#### DOCUMENT SEGMENT:
Do you drive for a living? Or live to drive?
If driving makes up a large portion of your day or you really enjoy it. Do you think you have glasses/sunglasses that are best suited for it? Are you able to read you GPS/phone and dashboard without changing glasses? Do you have a problem with the oncoming headlights dazzling your eyes? Or are the reflections off surfaces like the road in the middle of the day driving you to distraction?
If any of these questions resonated with you, then the information that follows is of particular interest to you.
Firstly if you are having difficulty seeing clearly, at both in the distance and up close without taking your glasses off. Then you should think about upgrading your lenses to be progressive or bifocal – so that you are able to see more than one distance clearly with your glasses.
With respect to the oncoming headlights or even street lighting, an anti-reflective coating will be your best friend. You need to have this coating added on your lenses when they are created (as it can’t be added later). The way these coatings work involves bending the light that we don’t need to see away. So the portion of the spectrum that we don’t use gets reflected away. Making the lenses so much clearer to look through. This is the coating that the newsreaders have on their lenses so you can see their eyes, not their lenses.

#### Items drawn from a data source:

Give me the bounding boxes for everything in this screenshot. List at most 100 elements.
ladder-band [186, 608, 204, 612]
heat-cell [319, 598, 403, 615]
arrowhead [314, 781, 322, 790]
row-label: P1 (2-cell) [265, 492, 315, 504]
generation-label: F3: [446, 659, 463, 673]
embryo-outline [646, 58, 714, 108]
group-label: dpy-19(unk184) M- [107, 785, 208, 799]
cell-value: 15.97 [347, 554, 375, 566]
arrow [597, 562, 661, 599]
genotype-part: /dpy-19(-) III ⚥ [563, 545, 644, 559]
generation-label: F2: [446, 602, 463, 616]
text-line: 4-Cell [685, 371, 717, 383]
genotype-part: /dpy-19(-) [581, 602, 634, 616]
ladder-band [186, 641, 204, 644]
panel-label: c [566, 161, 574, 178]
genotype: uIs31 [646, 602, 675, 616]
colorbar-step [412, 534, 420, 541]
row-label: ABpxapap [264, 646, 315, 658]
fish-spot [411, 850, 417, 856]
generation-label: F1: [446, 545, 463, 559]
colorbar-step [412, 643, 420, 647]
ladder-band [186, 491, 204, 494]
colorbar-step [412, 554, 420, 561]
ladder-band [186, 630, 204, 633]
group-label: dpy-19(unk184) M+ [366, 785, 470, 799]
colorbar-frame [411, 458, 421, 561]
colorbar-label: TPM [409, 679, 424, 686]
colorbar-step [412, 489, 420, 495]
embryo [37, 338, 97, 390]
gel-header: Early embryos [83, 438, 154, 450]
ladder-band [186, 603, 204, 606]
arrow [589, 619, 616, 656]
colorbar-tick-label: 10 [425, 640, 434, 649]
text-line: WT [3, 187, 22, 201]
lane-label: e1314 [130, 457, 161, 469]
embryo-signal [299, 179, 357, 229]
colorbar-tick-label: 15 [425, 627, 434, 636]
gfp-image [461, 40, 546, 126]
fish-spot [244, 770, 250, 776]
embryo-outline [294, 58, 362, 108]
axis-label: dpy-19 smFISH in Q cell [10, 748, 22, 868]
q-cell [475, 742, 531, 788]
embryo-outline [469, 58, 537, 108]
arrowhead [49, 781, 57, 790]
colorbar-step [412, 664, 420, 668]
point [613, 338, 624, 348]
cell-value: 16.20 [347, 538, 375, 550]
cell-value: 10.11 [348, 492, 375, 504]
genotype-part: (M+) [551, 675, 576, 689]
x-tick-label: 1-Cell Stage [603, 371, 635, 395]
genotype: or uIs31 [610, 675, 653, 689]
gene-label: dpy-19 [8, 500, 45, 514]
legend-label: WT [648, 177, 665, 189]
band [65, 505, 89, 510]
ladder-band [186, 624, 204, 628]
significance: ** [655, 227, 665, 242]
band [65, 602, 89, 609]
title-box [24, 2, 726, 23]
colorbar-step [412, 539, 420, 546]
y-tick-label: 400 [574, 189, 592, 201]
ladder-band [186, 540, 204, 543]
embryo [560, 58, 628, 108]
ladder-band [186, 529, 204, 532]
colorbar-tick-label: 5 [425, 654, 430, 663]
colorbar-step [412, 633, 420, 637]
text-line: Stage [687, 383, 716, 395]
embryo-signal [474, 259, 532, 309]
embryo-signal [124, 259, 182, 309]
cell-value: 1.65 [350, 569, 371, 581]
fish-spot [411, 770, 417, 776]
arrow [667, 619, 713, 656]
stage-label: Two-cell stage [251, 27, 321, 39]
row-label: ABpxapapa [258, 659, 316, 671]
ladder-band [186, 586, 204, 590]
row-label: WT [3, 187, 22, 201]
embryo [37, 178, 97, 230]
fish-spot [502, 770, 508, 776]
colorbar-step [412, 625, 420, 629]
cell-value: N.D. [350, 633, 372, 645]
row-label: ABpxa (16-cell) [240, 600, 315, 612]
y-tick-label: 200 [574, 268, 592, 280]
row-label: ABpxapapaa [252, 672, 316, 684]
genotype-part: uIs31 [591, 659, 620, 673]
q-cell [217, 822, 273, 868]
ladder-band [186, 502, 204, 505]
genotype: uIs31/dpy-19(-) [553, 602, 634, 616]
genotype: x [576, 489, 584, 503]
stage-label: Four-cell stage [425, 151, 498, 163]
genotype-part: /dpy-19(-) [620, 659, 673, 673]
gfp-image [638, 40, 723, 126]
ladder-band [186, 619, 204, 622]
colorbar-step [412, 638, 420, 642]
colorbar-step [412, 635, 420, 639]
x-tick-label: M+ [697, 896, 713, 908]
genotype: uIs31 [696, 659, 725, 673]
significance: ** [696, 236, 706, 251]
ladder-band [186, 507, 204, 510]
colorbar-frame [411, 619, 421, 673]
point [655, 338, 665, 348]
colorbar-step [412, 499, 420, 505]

#### WORK TASK A:
Copy the driving glasses text word for word, beginning at the words "Firstly if you" and stopping after the words "not their lenses.".
#### WORK TASK B:
Carry on the driving glasses text from the point where it stops.
You will not need the items from the data source.

#### RESPONSE A:
Firstly if you are having difficulty seeing clearly, at both in the distance and up close without taking your glasses off. Then you should think about upgrading your lenses to be progressive or bifocal – so that you are able to see more than one distance clearly with your glasses.
With respect to the oncoming headlights or even street lighting, an anti-reflective coating will be your best friend. You need to have this coating added on your lenses when they are created (as it can’t be added later). The way these coatings work involves bending the light that we don’t need to see away. So the portion of the spectrum that we don’t use gets reflected away. Making the lenses so much clearer to look through. This is the coating that the newsreaders have on their lenses so you can see their eyes, not their lenses.

#### RESPONSE B:
If reflected glare is driving you up the wall, then you need to consider getting polarised sunglass lenses. Polarised lenses have been around for years and they are well known to people who love being out on the water as they enable you to see into the water, by reflecting the light away. Polarised lenses reflect light that is off axis so thereby removing the glare from the roads, windscreens and water.
It may be a combination of the above that will be the answer for you.